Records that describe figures

▬▬▬▬▬▬

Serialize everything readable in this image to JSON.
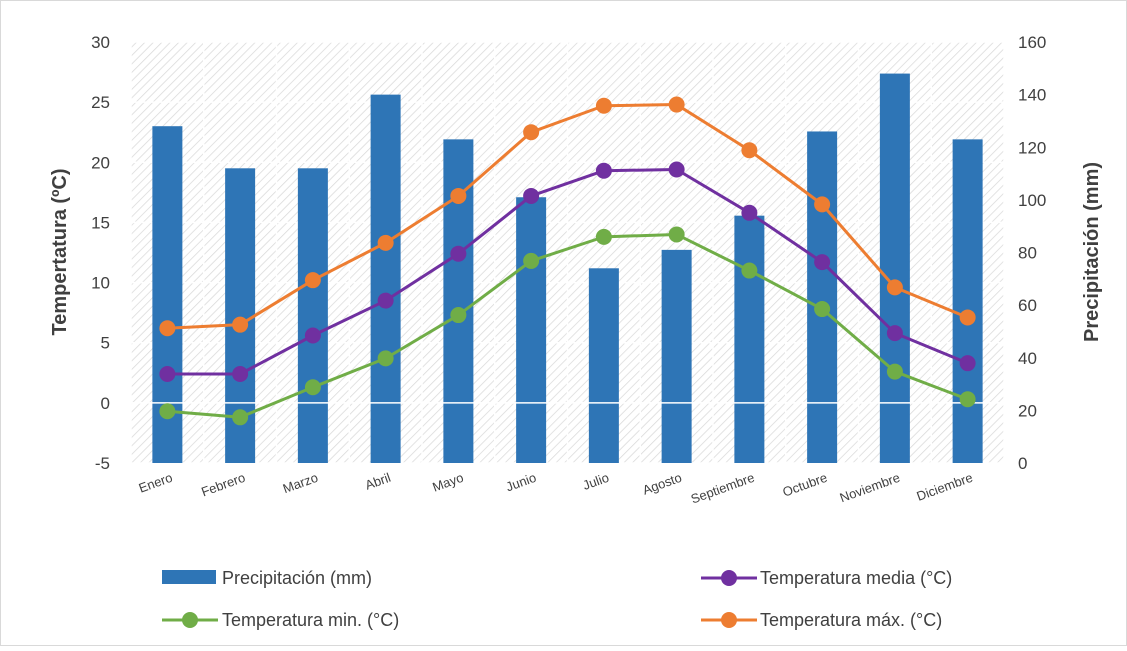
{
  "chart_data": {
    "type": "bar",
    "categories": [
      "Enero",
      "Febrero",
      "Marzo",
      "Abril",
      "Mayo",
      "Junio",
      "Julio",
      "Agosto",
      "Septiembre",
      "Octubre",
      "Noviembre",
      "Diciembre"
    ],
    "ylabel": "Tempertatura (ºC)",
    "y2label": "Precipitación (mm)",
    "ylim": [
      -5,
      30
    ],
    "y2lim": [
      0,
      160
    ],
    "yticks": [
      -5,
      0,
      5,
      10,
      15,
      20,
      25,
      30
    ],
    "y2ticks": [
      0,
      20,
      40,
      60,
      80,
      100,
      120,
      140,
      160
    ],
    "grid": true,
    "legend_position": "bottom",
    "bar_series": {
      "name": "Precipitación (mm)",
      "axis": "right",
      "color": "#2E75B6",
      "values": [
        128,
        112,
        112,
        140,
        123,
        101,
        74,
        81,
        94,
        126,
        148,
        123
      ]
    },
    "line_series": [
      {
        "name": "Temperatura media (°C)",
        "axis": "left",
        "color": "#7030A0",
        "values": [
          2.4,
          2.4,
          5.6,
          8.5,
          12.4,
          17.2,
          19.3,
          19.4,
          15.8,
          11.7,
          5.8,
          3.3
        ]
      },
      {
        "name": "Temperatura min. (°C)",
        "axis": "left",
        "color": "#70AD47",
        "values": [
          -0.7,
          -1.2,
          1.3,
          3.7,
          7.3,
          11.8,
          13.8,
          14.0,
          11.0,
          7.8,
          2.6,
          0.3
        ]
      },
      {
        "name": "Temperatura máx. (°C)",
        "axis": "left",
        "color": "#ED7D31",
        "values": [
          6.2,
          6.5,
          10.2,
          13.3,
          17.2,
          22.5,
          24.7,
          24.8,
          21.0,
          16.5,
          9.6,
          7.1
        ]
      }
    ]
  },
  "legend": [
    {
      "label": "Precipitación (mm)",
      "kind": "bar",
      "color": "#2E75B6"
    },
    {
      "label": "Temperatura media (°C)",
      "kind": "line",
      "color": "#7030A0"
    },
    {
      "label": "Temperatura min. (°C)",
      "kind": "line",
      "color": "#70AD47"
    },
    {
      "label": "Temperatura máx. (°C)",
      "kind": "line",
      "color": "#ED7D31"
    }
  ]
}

▬▬▬▬▬▬

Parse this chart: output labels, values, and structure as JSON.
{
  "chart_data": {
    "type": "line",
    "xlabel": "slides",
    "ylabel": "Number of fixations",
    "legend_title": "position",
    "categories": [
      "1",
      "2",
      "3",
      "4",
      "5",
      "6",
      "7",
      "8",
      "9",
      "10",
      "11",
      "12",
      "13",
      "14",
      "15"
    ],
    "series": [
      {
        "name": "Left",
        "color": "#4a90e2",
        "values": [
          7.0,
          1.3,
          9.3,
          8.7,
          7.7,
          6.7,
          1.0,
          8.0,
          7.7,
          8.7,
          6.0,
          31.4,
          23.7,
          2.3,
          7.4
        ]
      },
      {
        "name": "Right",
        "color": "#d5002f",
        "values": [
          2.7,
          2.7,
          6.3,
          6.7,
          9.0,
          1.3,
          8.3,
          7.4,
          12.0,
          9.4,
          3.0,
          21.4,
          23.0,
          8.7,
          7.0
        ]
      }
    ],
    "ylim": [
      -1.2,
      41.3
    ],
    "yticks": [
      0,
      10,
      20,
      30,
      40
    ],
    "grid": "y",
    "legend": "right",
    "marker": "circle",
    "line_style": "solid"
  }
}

▬▬▬▬▬▬

◆ **OBJECTIVE**
Look through the entries above and list every line containing "JSON".

◆ **EXERCISE OUTPUT**
Serialize everything readable in this image to JSON.
Parse this chart: output labels, values, and structure as JSON.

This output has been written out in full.